··· EXCERPTED RECORDS

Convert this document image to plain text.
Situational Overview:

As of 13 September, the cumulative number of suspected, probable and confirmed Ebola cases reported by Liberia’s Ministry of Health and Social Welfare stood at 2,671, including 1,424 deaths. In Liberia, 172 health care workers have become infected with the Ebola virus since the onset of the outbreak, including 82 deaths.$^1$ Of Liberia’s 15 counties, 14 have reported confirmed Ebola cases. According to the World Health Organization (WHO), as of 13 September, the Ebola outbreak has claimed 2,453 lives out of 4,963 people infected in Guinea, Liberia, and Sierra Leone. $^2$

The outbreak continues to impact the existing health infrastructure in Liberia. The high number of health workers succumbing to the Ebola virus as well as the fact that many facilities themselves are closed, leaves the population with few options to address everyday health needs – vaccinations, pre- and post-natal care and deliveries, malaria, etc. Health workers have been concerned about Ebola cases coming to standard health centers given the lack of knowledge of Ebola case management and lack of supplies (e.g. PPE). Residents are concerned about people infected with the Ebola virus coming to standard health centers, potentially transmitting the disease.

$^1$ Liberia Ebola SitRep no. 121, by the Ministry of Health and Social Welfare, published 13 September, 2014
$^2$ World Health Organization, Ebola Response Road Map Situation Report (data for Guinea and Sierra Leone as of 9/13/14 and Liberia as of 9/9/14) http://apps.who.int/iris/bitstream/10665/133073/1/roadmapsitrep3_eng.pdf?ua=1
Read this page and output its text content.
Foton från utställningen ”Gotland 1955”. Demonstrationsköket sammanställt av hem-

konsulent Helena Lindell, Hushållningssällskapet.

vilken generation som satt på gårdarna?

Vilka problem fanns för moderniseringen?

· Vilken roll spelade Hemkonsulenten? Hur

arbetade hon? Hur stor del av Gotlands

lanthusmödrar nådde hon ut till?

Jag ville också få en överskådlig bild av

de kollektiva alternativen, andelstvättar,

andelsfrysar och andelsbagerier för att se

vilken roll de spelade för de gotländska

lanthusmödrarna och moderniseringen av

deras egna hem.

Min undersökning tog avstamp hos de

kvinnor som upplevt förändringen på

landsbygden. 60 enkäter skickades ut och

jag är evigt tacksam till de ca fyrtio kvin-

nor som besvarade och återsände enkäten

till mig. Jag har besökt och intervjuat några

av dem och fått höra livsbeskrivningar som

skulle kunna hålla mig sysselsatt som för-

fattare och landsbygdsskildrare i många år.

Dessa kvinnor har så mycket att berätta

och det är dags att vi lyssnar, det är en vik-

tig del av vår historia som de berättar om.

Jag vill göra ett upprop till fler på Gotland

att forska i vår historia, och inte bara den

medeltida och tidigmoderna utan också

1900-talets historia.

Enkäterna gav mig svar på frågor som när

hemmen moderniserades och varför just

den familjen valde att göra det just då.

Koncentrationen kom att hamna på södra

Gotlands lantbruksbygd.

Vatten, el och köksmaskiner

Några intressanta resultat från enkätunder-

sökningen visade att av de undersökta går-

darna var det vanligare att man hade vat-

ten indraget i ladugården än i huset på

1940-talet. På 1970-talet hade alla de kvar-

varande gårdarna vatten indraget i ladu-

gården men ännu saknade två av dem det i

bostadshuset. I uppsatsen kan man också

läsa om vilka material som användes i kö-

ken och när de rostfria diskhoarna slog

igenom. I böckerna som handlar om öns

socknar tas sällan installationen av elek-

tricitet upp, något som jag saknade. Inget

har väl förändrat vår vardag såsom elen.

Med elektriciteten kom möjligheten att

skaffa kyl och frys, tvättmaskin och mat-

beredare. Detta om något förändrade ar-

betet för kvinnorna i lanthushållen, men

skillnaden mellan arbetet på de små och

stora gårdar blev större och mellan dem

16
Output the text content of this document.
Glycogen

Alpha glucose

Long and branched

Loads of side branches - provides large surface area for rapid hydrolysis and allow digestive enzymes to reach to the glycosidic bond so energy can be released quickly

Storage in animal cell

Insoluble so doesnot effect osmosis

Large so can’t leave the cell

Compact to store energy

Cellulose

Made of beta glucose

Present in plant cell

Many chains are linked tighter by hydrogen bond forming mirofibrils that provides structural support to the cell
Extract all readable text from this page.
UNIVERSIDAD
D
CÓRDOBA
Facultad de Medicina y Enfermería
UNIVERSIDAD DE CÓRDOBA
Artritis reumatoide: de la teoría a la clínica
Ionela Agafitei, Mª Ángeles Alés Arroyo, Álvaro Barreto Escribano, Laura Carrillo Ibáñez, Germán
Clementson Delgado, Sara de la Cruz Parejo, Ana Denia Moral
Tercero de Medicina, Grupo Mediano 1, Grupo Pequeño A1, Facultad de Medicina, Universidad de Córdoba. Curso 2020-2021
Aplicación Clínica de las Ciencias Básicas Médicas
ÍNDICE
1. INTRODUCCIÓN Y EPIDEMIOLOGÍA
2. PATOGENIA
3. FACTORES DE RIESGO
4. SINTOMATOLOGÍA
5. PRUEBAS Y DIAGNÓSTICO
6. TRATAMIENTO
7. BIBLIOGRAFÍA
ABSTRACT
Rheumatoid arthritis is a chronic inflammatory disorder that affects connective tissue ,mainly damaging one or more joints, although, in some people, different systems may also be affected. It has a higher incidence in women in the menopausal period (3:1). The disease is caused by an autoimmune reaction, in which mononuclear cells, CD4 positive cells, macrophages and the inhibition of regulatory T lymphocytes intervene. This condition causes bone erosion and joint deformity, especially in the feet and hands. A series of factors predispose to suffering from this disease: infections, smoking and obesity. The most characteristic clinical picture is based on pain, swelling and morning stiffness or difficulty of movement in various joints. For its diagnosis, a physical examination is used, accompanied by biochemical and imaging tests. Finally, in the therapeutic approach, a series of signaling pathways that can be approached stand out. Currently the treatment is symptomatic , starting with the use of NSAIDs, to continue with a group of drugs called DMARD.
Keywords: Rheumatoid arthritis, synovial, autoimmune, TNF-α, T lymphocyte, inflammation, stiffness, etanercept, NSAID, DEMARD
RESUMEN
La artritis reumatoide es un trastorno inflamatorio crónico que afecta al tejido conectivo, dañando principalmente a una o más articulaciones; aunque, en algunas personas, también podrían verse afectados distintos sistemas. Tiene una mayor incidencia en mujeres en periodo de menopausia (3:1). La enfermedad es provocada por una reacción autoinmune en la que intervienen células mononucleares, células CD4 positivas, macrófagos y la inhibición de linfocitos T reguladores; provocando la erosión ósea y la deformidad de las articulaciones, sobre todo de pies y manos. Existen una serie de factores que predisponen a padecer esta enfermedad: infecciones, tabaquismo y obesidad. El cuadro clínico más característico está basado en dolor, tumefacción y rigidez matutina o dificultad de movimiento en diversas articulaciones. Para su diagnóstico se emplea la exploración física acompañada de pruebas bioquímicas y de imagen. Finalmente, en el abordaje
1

······

Say the number of lines in the records above that include the string "roll", and no more.

2